Set the listing down unchanged, minus every embedded image.
# Start of Record extracts
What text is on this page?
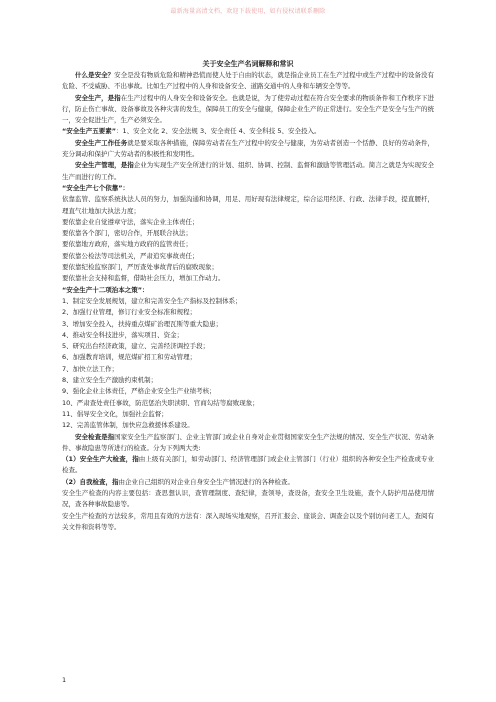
最新海量高清文档，欢迎下载使用，如有侵权请联系删除

关于安全生产名词解释和常识

什么是安全？安全是没有物质危险和精神恐慌而使人处于自由的状态，就是指企业员工在生产过程中或生产过程中的设备没有危险、不受威胁、不出事故。比如生产过程中的人身和设备安全、道路交通中的人身和车辆安全等等。

安全生产，是指在生产过程中的人身安全和设备安全。也就是说，为了使劳动过程在符合安全要求的物质条件和工作秩序下进行，防止伤亡事故、设备事故及各种灾害的发生，保障员工的安全与健康，保障企业生产的正常进行。安全生产是安全与生产的统一，安全促进生产，生产必须安全。

“安全生产五要素”：1、安全文化 2、安全法规 3、安全责任 4、安全科技 5、安全投入。

安全生产工作任务就是要采取各种措施，保障劳动者在生产过程中的安全与健康，为劳动者创造一个恬静、良好的劳动条件，充分调动和保护广大劳动者的积极性和发明性。

安全生产管理，是指企业为实现生产安全所进行的计划、组织、协调、控制、监督和激励等管理活动。简言之就是为实现安全生产而进行的工作。

“安全生产七个依靠”：

依靠监管、监察系统执法人员的努力，加强沟通和协调，用足、用好现有法律规定，综合运用经济、行政、法律手段，提直腰杆，理直气壮地加大执法力度；

要依靠企业自觉遵章守法，落实企业主体责任；

要依靠各个部门，密切合作，开展联合执法；

要依靠地方政府，落实地方政府的监管责任；

要依靠公检法等司法机关，严肃追究事故责任；

要依靠纪检监察部门，严厉查处事故背后的腐败现象；

要依靠社会支持和监督，借助社会压力，增加工作动力。

“安全生产十二项治本之策”：

1、制定安全发展规划，建立和完善安全生产指标及控制体系；

2、加强行业管理，修订行业安全标准和规程；

3、增加安全投入，扶持重点煤矿治理瓦斯等重大隐患；

4、推动安全科技进步，落实项目、资金；

5、研究出台经济政策，建立、完善经济调控手段；

6、加强教育培训，规范煤矿招工和劳动管理；

7、加快立法工作；

8、建立安全生产激励约束机制；

9、强化企业主体责任，严格企业安全生产业绩考核；

10、严肃查处责任事故，防范惩治失职渎职、官商勾结等腐败现象；

11、倡导安全文化，加强社会监督；

12、完善监管体制，加快应急救援体系建设。

安全检查是指国家安全生产监察部门、企业主管部门或企业自身对企业贯彻国家安全生产法规的情况、安全生产状况、劳动条件、事故隐患等所进行的检查。分为下列两大类:

（1）安全生产大检查，指由上级有关部门，如劳动部门、经济管理部门或企业主管部门（行业）组织的各种安全生产检查或专业检查。

（2）自我检查，指由企业自己组织的对企业自身安全生产情况进行的各种检查。

安全生产检查的内容主要包括：查思想认识，查管理制度、查纪律，查领导，查设备，查安全卫生设施，查个人防护用品使用情况，查各种事故隐患等。

安全生产检查的方法较多，常用且有效的方法有：深入现场实地观察，召开汇报会、座谈会、调查会以及个别访问老工人，查阅有关文件和资料等等。

1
# End of Record extracts
Answer in full
What text is on this page?
最新海量高清文档，欢迎下载使用，如有侵权请联系删除

关于安全生产名词解释和常识

什么是安全？安全是没有物质危险和精神恐慌而使人处于自由的状态，就是指企业员工在生产过程中或生产过程中的设备没有危险、不受威胁、不出事故。比如生产过程中的人身和设备安全、道路交通中的人身和车辆安全等等。

安全生产，是指在生产过程中的人身安全和设备安全。也就是说，为了使劳动过程在符合安全要求的物质条件和工作秩序下进行，防止伤亡事故、设备事故及各种灾害的发生，保障员工的安全与健康，保障企业生产的正常进行。安全生产是安全与生产的统一，安全促进生产，生产必须安全。

“安全生产五要素”：1、安全文化 2、安全法规 3、安全责任 4、安全科技 5、安全投入。

安全生产工作任务就是要采取各种措施，保障劳动者在生产过程中的安全与健康，为劳动者创造一个恬静、良好的劳动条件，充分调动和保护广大劳动者的积极性和发明性。

安全生产管理，是指企业为实现生产安全所进行的计划、组织、协调、控制、监督和激励等管理活动。简言之就是为实现安全生产而进行的工作。

“安全生产七个依靠”：

依靠监管、监察系统执法人员的努力，加强沟通和协调，用足、用好现有法律规定，综合运用经济、行政、法律手段，提直腰杆，理直气壮地加大执法力度；

要依靠企业自觉遵章守法，落实企业主体责任；

要依靠各个部门，密切合作，开展联合执法；

要依靠地方政府，落实地方政府的监管责任；

要依靠公检法等司法机关，严肃追究事故责任；

要依靠纪检监察部门，严厉查处事故背后的腐败现象；

要依靠社会支持和监督，借助社会压力，增加工作动力。

“安全生产十二项治本之策”：

1、制定安全发展规划，建立和完善安全生产指标及控制体系；

2、加强行业管理，修订行业安全标准和规程；

3、增加安全投入，扶持重点煤矿治理瓦斯等重大隐患；

4、推动安全科技进步，落实项目、资金；

5、研究出台经济政策，建立、完善经济调控手段；

6、加强教育培训，规范煤矿招工和劳动管理；

7、加快立法工作；

8、建立安全生产激励约束机制；

9、强化企业主体责任，严格企业安全生产业绩考核；

10、严肃查处责任事故，防范惩治失职渎职、官商勾结等腐败现象；

11、倡导安全文化，加强社会监督；

12、完善监管体制，加快应急救援体系建设。

安全检查是指国家安全生产监察部门、企业主管部门或企业自身对企业贯彻国家安全生产法规的情况、安全生产状况、劳动条件、事故隐患等所进行的检查。分为下列两大类:

（1）安全生产大检查，指由上级有关部门，如劳动部门、经济管理部门或企业主管部门（行业）组织的各种安全生产检查或专业检查。

（2）自我检查，指由企业自己组织的对企业自身安全生产情况进行的各种检查。

安全生产检查的内容主要包括：查思想认识，查管理制度、查纪律，查领导，查设备，查安全卫生设施，查个人防护用品使用情况，查各种事故隐患等。

安全生产检查的方法较多，常用且有效的方法有：深入现场实地观察，召开汇报会、座谈会、调查会以及个别访问老工人，查阅有关文件和资料等等。

1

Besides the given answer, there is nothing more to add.